• What the exercise asks
Copy out each line of the material in which the word "авиакеросин" appears.

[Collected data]
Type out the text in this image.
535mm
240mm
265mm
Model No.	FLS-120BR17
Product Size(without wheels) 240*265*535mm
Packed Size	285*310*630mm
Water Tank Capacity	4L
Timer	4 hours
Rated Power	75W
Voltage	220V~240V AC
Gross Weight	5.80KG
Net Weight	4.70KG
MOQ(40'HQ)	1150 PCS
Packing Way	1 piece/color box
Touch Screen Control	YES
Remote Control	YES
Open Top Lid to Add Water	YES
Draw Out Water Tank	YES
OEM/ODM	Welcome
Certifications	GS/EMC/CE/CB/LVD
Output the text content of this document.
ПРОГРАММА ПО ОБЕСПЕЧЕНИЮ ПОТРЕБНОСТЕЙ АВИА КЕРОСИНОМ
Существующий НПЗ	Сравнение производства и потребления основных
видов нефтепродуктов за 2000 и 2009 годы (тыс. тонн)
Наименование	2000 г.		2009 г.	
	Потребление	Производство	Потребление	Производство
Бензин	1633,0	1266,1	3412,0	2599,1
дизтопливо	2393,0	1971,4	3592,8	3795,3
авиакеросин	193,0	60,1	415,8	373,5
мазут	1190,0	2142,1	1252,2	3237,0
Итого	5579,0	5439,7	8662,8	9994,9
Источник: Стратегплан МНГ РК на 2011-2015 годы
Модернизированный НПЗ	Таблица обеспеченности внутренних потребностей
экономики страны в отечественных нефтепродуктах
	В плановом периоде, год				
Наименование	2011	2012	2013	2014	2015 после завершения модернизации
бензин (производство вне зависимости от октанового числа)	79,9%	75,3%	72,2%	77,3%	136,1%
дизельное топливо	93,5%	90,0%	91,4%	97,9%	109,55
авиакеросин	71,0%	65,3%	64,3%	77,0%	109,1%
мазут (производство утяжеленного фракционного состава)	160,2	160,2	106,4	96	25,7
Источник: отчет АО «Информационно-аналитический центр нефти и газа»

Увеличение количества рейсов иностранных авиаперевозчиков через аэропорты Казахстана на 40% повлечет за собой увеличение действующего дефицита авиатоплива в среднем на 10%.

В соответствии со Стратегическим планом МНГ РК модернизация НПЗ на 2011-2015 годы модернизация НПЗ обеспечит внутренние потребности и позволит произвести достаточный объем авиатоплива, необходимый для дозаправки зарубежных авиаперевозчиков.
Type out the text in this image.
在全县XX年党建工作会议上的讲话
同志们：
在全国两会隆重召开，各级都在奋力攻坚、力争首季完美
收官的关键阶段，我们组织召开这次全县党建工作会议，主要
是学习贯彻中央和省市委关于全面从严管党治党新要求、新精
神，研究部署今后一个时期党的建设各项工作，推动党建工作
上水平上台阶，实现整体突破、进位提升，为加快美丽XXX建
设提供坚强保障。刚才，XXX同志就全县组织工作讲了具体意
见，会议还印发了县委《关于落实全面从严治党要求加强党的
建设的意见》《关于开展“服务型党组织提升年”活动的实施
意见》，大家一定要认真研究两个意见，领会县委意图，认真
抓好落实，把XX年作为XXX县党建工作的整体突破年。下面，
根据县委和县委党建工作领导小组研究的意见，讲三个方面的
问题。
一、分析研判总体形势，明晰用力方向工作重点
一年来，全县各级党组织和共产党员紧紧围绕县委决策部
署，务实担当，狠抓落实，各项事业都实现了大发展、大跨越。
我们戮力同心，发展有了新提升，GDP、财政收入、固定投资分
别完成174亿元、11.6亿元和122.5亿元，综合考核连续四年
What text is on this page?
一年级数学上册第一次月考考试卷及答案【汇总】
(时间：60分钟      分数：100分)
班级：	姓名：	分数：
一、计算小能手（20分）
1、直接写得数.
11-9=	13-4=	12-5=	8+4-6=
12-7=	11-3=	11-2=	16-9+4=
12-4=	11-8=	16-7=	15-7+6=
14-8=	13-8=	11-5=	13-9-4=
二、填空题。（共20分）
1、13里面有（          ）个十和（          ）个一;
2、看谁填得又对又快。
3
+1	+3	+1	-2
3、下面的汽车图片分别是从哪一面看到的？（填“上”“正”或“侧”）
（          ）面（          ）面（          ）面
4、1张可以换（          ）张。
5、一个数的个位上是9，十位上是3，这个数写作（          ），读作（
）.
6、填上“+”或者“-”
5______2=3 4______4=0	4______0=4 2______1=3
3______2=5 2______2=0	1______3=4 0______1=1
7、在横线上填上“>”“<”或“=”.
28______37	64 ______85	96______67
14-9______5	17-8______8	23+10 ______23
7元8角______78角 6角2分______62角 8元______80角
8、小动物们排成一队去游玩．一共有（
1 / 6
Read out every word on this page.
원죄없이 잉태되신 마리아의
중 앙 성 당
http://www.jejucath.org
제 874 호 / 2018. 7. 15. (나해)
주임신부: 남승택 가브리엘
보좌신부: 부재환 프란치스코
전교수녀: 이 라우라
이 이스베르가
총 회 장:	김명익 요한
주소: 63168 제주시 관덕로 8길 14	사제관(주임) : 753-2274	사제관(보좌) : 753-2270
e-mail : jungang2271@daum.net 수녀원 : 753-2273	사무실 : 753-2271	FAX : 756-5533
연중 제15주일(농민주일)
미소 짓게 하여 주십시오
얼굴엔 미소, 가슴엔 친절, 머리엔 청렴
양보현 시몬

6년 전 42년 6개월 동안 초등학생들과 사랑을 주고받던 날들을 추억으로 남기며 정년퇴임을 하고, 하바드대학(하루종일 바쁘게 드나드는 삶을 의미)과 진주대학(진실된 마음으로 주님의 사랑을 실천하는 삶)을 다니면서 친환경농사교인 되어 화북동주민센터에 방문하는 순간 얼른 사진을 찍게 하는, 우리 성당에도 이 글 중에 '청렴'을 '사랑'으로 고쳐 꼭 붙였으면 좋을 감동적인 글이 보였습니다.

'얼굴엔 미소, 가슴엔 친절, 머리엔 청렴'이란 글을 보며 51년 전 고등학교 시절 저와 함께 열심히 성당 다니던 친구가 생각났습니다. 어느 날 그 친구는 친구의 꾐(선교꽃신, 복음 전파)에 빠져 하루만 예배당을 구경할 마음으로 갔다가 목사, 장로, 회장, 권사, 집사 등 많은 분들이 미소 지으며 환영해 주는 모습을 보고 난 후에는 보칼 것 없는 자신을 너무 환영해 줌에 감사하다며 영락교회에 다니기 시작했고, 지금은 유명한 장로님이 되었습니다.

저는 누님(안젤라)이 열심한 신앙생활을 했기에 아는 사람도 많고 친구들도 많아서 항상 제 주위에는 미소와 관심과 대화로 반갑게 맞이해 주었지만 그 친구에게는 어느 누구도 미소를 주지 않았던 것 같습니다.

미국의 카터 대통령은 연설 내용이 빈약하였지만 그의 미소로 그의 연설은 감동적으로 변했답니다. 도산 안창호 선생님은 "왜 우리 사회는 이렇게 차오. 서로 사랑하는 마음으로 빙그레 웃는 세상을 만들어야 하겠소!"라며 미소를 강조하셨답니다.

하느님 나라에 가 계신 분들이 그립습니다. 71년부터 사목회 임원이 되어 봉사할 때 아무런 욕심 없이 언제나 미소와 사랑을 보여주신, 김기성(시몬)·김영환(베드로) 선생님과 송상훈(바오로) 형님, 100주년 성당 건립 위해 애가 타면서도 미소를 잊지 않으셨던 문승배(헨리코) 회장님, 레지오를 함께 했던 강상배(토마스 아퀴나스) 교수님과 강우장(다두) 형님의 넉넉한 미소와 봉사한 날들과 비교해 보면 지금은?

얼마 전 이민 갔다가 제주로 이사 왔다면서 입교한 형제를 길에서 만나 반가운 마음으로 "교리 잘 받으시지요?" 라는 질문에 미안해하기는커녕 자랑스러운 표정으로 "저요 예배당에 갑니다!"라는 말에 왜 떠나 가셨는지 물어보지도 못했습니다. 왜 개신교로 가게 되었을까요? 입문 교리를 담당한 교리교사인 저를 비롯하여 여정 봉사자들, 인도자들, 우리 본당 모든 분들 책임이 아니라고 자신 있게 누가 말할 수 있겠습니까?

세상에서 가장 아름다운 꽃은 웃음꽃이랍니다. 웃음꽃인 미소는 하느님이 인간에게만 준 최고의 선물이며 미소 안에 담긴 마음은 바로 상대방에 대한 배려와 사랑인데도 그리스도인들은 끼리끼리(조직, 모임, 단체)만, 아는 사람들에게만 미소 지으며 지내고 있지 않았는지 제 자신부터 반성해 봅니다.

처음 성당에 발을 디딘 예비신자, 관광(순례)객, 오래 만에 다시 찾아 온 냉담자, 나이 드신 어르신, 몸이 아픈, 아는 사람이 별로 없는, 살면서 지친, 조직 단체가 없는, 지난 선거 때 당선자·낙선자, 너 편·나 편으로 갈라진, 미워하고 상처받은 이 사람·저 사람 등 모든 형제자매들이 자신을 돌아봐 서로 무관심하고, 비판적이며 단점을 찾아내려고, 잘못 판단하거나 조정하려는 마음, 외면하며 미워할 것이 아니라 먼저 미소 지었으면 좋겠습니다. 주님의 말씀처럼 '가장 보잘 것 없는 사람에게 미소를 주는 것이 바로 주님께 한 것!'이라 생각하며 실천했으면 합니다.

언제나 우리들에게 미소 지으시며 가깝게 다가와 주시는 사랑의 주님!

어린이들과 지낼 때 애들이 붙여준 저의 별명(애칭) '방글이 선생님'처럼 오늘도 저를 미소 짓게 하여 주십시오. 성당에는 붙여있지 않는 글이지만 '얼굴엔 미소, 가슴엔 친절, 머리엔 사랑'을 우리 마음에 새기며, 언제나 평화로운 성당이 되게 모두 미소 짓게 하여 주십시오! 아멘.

• Result for this task
авиакеросин	193,0	60,1	415,8	373,5
авиакеросин	71,0%	65,3%	64,3%	77,0%	109,1%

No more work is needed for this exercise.